* [Consignes]
1. Répondez brièvement à ces questions sur le texte consacré au livre de Bigot :
(a) Quelle maison dirigeait Bigot lorsqu'il travailla avec Mark Knopfler ?
(b) Quelles sont les trois femmes présentes dans le livre ?
(c) En quelle année et dans quelle salle la personne qui écrit a-t-elle vu son premier rocker sur scène ?
2. Écrivez la suite du texte consacré au livre de Bigot, en reprenant après sa dernière phrase.

Bigot ne plonge pas dans sa discothèque (ce livre n’est pas un guide d’achat) mais dans ses souvenirs. Ainsi, il déroule des dizaines d’anecdotes sur chacune des rockstars, qu’il a parfois rencontrées plusieurs fois, tantôt pour la radio, tantôt pour la télévision, mais aussi en tant que patron, comme lorsqu’il travailla avec Mark Knopfler alors qu’il dirigeait Mercury. Si les femmes sont aussi sous-représentées dans le livre que dans le rock en général (Patti Smith, Chrissie Hynde et Joni Mitchell sont les seules rescapées), certains groupes sont bien traités. Robert Plant et Jimmy Page de Led Zeppelin ont chacun droit à leur portrait et pour en savoir plus sur les Rolling Stones, on lira en enfilade les pages sur Bill Wyman, Mick Jagger, et Keith Richard.
Il en va de même pour les Beatles : Bigot traîte séparément Paul Mc Cartney et George Harrison. Dommage que John Lennon ne soit pas présent : ce livre doit son titre à sa célèbre de phrase de 1966 selon laquelle les Beatles seraient “plus populaires que le christ”. On peut en revanche s’interroger sur la présence de Willy Deville, qui n’arrive qu’à la cuisse (à défaut de la cheville) du plus célèbre crucifié de l’histoire. Malgré l’importance de Deville (que je ne conteste pas, d’autant qu’il est le premier rocker que j’ai vu sur scène, c’était en 1992 au Montjoye à Besançon), on n’est peu douter qu’il fasse partie des cinquante artistes de la galerie ultime du rock… tout comme le groupe Guns N’ Roses, qui figure au tableau de chasse journalistique de Bigot.

* [Données fournies]
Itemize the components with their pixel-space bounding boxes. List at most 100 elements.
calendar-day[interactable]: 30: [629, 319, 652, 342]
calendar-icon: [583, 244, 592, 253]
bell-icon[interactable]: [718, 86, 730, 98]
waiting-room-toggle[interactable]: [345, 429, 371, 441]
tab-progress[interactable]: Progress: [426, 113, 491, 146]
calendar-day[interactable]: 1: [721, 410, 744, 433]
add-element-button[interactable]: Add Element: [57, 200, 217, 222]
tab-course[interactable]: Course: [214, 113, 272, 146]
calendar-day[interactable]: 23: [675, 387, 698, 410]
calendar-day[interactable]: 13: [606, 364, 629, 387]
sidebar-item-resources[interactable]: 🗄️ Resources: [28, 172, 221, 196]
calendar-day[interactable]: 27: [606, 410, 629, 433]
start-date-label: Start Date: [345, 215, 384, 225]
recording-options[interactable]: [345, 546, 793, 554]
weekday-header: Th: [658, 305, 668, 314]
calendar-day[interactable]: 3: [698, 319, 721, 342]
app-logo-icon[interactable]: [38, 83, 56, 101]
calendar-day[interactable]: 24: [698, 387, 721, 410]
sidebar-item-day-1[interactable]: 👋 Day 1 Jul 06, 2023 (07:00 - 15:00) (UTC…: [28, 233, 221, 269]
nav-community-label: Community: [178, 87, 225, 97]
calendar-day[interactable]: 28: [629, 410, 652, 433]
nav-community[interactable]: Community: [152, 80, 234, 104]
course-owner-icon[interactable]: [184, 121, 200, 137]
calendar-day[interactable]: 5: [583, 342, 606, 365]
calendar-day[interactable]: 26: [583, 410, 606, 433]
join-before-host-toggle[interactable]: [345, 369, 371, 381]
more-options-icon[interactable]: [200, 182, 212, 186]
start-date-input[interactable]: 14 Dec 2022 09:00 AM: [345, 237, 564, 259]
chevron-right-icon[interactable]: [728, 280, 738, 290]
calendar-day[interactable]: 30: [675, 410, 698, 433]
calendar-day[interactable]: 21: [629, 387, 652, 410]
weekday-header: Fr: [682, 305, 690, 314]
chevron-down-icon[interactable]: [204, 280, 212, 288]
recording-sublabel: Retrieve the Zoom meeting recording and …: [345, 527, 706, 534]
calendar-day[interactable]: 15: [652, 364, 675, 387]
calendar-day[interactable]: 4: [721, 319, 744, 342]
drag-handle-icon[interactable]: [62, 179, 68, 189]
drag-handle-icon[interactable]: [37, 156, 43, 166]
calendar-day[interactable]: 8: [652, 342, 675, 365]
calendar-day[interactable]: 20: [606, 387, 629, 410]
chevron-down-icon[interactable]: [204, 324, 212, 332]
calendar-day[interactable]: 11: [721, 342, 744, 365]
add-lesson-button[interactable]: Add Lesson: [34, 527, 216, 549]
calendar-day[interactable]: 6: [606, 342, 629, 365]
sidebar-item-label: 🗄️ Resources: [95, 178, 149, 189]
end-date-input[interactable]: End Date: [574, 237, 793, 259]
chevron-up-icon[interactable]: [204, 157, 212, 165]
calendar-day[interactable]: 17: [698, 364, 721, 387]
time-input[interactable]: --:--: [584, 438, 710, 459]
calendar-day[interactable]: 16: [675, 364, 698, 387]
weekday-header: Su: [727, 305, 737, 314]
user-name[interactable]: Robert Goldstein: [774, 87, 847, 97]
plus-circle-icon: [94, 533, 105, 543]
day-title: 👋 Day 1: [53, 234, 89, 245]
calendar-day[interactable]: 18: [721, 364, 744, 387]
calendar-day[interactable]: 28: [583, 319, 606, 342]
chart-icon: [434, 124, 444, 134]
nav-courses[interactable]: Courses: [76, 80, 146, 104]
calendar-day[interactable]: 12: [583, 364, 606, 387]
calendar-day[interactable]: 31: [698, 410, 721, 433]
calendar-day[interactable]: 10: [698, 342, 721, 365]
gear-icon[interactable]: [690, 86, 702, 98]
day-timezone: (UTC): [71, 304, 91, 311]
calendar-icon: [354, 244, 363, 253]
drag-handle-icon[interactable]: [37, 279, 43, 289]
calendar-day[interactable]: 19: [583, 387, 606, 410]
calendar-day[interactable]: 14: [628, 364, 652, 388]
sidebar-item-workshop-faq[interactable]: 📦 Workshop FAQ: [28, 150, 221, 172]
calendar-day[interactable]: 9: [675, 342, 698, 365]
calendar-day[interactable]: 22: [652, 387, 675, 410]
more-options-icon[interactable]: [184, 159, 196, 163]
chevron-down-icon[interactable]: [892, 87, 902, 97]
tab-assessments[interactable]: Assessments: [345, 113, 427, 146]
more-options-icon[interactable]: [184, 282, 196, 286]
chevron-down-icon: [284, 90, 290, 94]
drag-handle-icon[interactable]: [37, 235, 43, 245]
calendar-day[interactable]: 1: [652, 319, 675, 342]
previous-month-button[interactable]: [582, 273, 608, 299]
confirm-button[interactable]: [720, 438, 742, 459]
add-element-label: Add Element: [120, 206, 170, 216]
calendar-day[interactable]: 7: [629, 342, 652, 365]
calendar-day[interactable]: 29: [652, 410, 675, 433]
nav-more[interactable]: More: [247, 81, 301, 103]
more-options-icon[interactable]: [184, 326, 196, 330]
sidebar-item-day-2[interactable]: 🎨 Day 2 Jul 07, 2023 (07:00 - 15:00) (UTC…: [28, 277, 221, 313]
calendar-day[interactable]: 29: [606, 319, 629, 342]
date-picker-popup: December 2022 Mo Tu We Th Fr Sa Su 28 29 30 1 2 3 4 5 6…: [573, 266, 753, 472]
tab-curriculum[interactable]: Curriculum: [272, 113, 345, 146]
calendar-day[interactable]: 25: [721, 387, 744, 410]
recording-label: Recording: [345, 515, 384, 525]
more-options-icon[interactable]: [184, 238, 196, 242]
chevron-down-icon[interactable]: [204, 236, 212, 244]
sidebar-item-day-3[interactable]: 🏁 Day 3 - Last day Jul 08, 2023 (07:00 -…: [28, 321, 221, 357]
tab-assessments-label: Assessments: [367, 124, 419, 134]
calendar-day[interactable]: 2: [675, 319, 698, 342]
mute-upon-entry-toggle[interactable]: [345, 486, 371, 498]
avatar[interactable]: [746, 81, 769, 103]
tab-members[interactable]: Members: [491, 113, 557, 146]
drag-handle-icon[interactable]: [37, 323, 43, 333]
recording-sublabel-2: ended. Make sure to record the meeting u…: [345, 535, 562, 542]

* [Corrigé]
1.
(a) Mercury.
(b) Patti Smith, Chrissie Hynde et Joni Mitchell.
(c) En 1992, au Montjoye à Besançon.

2.
Ce livre, comme tous les livres écrits sur le rock ou presque, est subjectif. Ce n’est pas une galerie tout à fait complète. Si le King est excusé puisqu’il n’a jamais pu donner d’interview à l’auteur, parce qu’il est mort avant que Bigot ne commence sa carrière, on se demande en revanche où sont des rockers aussi essentiels que Jerry Lee Lewis ou Chuck Berry. Non exhaustif, “Plus célèbres que le Christ” est en revanche un livre de passionné. Mais accessible à tous : ceux qui ont connu le rock en 1954, leurs enfants. Et leurs petits-enfants… si ça les intéresse, toutefois. Car pour qui a quinze ans et écoute du rap, celui qui en plus de trente et écoute du rock frôle de peu l’adjectif de “croulant” dont les yé yés aimaient flétrir leurs aînés. Ce livre se révèlera aussi un précieux guide pour les journalistes rock. Avec en filigrane, un conseil à tous les futurs reporters : dans la presse, encore plus qu’ailleurs, ça sert d’avoir des amis.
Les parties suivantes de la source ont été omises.